┏━━

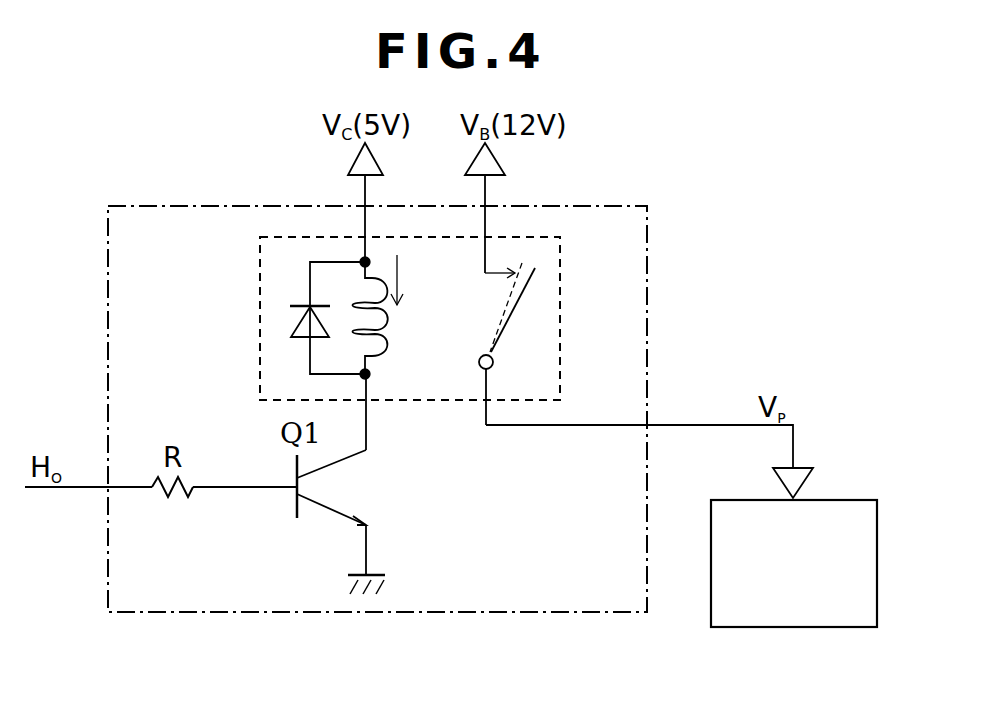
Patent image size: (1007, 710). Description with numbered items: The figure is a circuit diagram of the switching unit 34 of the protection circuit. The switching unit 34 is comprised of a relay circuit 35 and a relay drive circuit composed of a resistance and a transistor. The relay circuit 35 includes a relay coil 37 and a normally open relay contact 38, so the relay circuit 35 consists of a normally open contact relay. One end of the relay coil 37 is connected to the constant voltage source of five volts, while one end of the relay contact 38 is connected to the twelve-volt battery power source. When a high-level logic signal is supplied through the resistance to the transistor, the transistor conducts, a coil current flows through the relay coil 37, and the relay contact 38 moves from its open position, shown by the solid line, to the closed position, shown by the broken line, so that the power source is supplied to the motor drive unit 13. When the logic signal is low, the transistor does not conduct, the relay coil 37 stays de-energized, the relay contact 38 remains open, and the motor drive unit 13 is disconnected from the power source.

The motor drive unit 13 is at (838, 500).
The switching unit 34 is at (562, 205).
The relay circuit 35 is at (248, 342).
The relay coil 37 is at (388, 337).
The relay contact 38 is at (508, 325).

┗━━

● Exercise brief: Return the listing above word for word, leaving out the picture.

● Result of this exercise:
Patent image size: (1007, 710). Description with numbered items: The figure is a circuit diagram of the switching unit 34 of the protection circuit. The switching unit 34 is comprised of a relay circuit 35 and a relay drive circuit composed of a resistance and a transistor. The relay circuit 35 includes a relay coil 37 and a normally open relay contact 38, so the relay circuit 35 consists of a normally open contact relay. One end of the relay coil 37 is connected to the constant voltage source of five volts, while one end of the relay contact 38 is connected to the twelve-volt battery power source. When a high-level logic signal is supplied through the resistance to the transistor, the transistor conducts, a coil current flows through the relay coil 37, and the relay contact 38 moves from its open position, shown by the solid line, to the closed position, shown by the broken line, so that the power source is supplied to the motor drive unit 13. When the logic signal is low, the transistor does not conduct, the relay coil 37 stays de-energized, the relay contact 38 remains open, and the motor drive unit 13 is disconnected from the power source.

The motor drive unit 13 is at (838, 500).
The switching unit 34 is at (562, 205).
The relay circuit 35 is at (248, 342).
The relay coil 37 is at (388, 337).
The relay contact 38 is at (508, 325).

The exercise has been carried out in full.